[START Provided data]
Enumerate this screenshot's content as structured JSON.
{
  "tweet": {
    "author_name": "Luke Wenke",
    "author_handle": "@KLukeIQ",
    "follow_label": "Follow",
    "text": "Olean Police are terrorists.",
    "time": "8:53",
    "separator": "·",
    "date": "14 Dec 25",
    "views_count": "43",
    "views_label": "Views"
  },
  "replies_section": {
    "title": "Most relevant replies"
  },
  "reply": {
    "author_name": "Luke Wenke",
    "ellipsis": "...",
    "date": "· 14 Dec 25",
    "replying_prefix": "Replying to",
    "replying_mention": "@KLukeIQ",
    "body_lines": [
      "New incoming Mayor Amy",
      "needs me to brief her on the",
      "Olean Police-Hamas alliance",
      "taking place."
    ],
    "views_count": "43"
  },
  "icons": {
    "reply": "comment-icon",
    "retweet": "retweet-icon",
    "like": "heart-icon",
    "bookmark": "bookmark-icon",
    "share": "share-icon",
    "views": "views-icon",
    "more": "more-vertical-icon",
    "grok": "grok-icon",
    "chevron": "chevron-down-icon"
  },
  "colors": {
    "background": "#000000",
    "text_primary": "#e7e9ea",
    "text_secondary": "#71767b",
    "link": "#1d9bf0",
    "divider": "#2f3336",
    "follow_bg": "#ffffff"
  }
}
[END Provided data]
**Written problem**
Retype the entries one by one, exactly.

**Solution for this exercise**
Enumerate this screenshot's content as structured JSON.
{
  "tweet": {
    "author_name": "Luke Wenke",
    "author_handle": "@KLukeIQ",
    "follow_label": "Follow",
    "text": "Olean Police are terrorists.",
    "time": "8:53",
    "separator": "·",
    "date": "14 Dec 25",
    "views_count": "43",
    "views_label": "Views"
  },
  "replies_section": {
    "title": "Most relevant replies"
  },
  "reply": {
    "author_name": "Luke Wenke",
    "ellipsis": "...",
    "date": "· 14 Dec 25",
    "replying_prefix": "Replying to",
    "replying_mention": "@KLukeIQ",
    "body_lines": [
      "New incoming Mayor Amy",
      "needs me to brief her on the",
      "Olean Police-Hamas alliance",
      "taking place."
    ],
    "views_count": "43"
  },
  "icons": {
    "reply": "comment-icon",
    "retweet": "retweet-icon",
    "like": "heart-icon",
    "bookmark": "bookmark-icon",
    "share": "share-icon",
    "views": "views-icon",
    "more": "more-vertical-icon",
    "grok": "grok-icon",
    "chevron": "chevron-down-icon"
  },
  "colors": {
    "background": "#000000",
    "text_primary": "#e7e9ea",
    "text_secondary": "#71767b",
    "link": "#1d9bf0",
    "divider": "#2f3336",
    "follow_bg": "#ffffff"
  }
}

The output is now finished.